Figure dataset records
------------------------------

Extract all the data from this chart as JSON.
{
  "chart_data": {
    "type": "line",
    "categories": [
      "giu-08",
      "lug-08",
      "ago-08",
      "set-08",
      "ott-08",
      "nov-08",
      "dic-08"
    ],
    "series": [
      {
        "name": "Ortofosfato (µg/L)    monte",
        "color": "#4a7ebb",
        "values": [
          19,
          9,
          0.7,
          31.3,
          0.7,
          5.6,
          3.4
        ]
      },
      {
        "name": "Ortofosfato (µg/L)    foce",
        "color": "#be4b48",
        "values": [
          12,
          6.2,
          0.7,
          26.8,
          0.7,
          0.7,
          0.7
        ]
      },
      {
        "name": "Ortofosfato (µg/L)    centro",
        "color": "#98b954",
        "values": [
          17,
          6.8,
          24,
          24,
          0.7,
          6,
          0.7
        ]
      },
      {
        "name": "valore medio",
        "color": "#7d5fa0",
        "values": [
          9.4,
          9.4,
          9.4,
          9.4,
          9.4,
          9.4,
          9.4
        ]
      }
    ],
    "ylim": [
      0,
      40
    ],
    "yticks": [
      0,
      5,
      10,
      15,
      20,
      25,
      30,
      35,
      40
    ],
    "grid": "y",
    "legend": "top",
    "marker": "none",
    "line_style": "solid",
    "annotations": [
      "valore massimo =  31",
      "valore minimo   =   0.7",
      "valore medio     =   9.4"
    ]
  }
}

------------------------------

__Your objective__.
Give only the count of lines in the data that include the string "name".

__Exercise answer__.
4